AIM:
Restate the records in their entirety, word for word.

ENTRIES:

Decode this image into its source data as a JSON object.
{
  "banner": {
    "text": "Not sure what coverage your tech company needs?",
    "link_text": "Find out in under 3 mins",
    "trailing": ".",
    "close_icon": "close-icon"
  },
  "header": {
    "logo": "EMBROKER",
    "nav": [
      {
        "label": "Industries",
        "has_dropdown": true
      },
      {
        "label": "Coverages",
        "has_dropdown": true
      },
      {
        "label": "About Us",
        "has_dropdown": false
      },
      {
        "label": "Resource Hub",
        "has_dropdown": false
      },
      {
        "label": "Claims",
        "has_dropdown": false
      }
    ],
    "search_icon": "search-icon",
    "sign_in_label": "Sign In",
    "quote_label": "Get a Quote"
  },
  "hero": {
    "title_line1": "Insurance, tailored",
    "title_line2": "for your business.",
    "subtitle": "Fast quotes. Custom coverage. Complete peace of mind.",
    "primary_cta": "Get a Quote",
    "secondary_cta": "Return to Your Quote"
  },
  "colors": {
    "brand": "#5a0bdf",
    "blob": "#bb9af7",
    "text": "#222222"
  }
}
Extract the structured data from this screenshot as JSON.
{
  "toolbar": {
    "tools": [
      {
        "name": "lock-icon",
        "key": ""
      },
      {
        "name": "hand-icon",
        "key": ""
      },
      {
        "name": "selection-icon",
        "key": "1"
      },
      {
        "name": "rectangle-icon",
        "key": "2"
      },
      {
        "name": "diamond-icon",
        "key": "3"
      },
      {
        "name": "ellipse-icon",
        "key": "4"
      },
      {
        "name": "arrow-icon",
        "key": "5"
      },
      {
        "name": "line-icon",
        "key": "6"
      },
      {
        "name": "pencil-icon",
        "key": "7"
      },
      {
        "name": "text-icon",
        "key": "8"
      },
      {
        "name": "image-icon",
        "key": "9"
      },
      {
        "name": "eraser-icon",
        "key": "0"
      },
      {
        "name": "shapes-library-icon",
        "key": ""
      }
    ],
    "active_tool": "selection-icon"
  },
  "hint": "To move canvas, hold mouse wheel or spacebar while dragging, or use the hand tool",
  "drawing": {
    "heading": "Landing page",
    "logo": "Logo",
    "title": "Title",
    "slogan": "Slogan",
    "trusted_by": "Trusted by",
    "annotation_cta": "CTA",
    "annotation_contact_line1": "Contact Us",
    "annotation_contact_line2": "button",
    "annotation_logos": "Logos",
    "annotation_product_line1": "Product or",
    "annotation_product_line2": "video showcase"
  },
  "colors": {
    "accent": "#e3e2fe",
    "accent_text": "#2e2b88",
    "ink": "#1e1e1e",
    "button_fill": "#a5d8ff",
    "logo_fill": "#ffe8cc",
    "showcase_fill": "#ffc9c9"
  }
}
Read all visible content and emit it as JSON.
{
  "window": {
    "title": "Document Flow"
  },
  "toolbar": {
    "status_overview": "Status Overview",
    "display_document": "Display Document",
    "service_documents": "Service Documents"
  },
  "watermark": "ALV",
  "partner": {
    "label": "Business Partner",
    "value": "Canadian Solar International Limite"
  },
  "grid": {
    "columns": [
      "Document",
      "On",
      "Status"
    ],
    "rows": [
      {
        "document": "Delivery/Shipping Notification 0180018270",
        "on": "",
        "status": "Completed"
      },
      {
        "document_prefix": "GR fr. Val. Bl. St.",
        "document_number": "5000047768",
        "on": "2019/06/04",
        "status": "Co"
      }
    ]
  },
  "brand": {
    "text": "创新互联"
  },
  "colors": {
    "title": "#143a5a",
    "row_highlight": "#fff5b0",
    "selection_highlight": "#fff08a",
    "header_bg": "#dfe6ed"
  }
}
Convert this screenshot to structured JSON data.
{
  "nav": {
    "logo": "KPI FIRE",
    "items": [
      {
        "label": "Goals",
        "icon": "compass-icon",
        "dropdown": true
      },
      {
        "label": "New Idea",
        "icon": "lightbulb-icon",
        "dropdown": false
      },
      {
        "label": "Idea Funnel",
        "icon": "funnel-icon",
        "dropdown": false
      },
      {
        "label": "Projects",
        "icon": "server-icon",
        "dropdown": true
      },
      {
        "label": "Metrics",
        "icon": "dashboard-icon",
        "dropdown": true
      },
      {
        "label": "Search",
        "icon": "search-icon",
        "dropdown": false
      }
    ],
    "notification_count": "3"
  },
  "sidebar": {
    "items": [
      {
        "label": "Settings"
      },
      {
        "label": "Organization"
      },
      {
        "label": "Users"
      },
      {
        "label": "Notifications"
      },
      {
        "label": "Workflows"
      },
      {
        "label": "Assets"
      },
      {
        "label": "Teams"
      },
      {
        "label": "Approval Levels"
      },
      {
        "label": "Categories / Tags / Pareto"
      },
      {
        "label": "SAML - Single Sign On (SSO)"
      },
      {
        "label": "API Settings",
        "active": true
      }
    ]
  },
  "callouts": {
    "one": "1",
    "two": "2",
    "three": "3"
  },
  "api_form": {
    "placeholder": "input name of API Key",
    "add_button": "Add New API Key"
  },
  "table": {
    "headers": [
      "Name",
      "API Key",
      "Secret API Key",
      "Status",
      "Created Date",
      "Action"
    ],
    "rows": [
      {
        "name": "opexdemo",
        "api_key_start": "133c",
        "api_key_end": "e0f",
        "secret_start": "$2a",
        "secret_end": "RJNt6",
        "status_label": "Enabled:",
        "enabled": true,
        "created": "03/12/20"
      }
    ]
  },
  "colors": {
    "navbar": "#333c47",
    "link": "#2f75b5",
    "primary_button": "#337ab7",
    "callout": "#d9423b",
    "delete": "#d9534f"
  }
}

RIGHT ANSWER:
Decode this image into its source data as a JSON object.
{
  "banner": {
    "text": "Not sure what coverage your tech company needs?",
    "link_text": "Find out in under 3 mins",
    "trailing": ".",
    "close_icon": "close-icon"
  },
  "header": {
    "logo": "EMBROKER",
    "nav": [
      {
        "label": "Industries",
        "has_dropdown": true
      },
      {
        "label": "Coverages",
        "has_dropdown": true
      },
      {
        "label": "About Us",
        "has_dropdown": false
      },
      {
        "label": "Resource Hub",
        "has_dropdown": false
      },
      {
        "label": "Claims",
        "has_dropdown": false
      }
    ],
    "search_icon": "search-icon",
    "sign_in_label": "Sign In",
    "quote_label": "Get a Quote"
  },
  "hero": {
    "title_line1": "Insurance, tailored",
    "title_line2": "for your business.",
    "subtitle": "Fast quotes. Custom coverage. Complete peace of mind.",
    "primary_cta": "Get a Quote",
    "secondary_cta": "Return to Your Quote"
  },
  "colors": {
    "brand": "#5a0bdf",
    "blob": "#bb9af7",
    "text": "#222222"
  }
}
Extract the structured data from this screenshot as JSON.
{
  "toolbar": {
    "tools": [
      {
        "name": "lock-icon",
        "key": ""
      },
      {
        "name": "hand-icon",
        "key": ""
      },
      {
        "name": "selection-icon",
        "key": "1"
      },
      {
        "name": "rectangle-icon",
        "key": "2"
      },
      {
        "name": "diamond-icon",
        "key": "3"
      },
      {
        "name": "ellipse-icon",
        "key": "4"
      },
      {
        "name": "arrow-icon",
        "key": "5"
      },
      {
        "name": "line-icon",
        "key": "6"
      },
      {
        "name": "pencil-icon",
        "key": "7"
      },
      {
        "name": "text-icon",
        "key": "8"
      },
      {
        "name": "image-icon",
        "key": "9"
      },
      {
        "name": "eraser-icon",
        "key": "0"
      },
      {
        "name": "shapes-library-icon",
        "key": ""
      }
    ],
    "active_tool": "selection-icon"
  },
  "hint": "To move canvas, hold mouse wheel or spacebar while dragging, or use the hand tool",
  "drawing": {
    "heading": "Landing page",
    "logo": "Logo",
    "title": "Title",
    "slogan": "Slogan",
    "trusted_by": "Trusted by",
    "annotation_cta": "CTA",
    "annotation_contact_line1": "Contact Us",
    "annotation_contact_line2": "button",
    "annotation_logos": "Logos",
    "annotation_product_line1": "Product or",
    "annotation_product_line2": "video showcase"
  },
  "colors": {
    "accent": "#e3e2fe",
    "accent_text": "#2e2b88",
    "ink": "#1e1e1e",
    "button_fill": "#a5d8ff",
    "logo_fill": "#ffe8cc",
    "showcase_fill": "#ffc9c9"
  }
}
Read all visible content and emit it as JSON.
{
  "window": {
    "title": "Document Flow"
  },
  "toolbar": {
    "status_overview": "Status Overview",
    "display_document": "Display Document",
    "service_documents": "Service Documents"
  },
  "watermark": "ALV",
  "partner": {
    "label": "Business Partner",
    "value": "Canadian Solar International Limite"
  },
  "grid": {
    "columns": [
      "Document",
      "On",
      "Status"
    ],
    "rows": [
      {
        "document": "Delivery/Shipping Notification 0180018270",
        "on": "",
        "status": "Completed"
      },
      {
        "document_prefix": "GR fr. Val. Bl. St.",
        "document_number": "5000047768",
        "on": "2019/06/04",
        "status": "Co"
      }
    ]
  },
  "brand": {
    "text": "创新互联"
  },
  "colors": {
    "title": "#143a5a",
    "row_highlight": "#fff5b0",
    "selection_highlight": "#fff08a",
    "header_bg": "#dfe6ed"
  }
}
Convert this screenshot to structured JSON data.
{
  "nav": {
    "logo": "KPI FIRE",
    "items": [
      {
        "label": "Goals",
        "icon": "compass-icon",
        "dropdown": true
      },
      {
        "label": "New Idea",
        "icon": "lightbulb-icon",
        "dropdown": false
      },
      {
        "label": "Idea Funnel",
        "icon": "funnel-icon",
        "dropdown": false
      },
      {
        "label": "Projects",
        "icon": "server-icon",
        "dropdown": true
      },
      {
        "label": "Metrics",
        "icon": "dashboard-icon",
        "dropdown": true
      },
      {
        "label": "Search",
        "icon": "search-icon",
        "dropdown": false
      }
    ],
    "notification_count": "3"
  },
  "sidebar": {
    "items": [
      {
        "label": "Settings"
      },
      {
        "label": "Organization"
      },
      {
        "label": "Users"
      },
      {
        "label": "Notifications"
      },
      {
        "label": "Workflows"
      },
      {
        "label": "Assets"
      },
      {
        "label": "Teams"
      },
      {
        "label": "Approval Levels"
      },
      {
        "label": "Categories / Tags / Pareto"
      },
      {
        "label": "SAML - Single Sign On (SSO)"
      },
      {
        "label": "API Settings",
        "active": true
      }
    ]
  },
  "callouts": {
    "one": "1",
    "two": "2",
    "three": "3"
  },
  "api_form": {
    "placeholder": "input name of API Key",
    "add_button": "Add New API Key"
  },
  "table": {
    "headers": [
      "Name",
      "API Key",
      "Secret API Key",
      "Status",
      "Created Date",
      "Action"
    ],
    "rows": [
      {
        "name": "opexdemo",
        "api_key_start": "133c",
        "api_key_end": "e0f",
        "secret_start": "$2a",
        "secret_end": "RJNt6",
        "status_label": "Enabled:",
        "enabled": true,
        "created": "03/12/20"
      }
    ]
  },
  "colors": {
    "navbar": "#333c47",
    "link": "#2f75b5",
    "primary_button": "#337ab7",
    "callout": "#d9423b",
    "delete": "#d9534f"
  }
}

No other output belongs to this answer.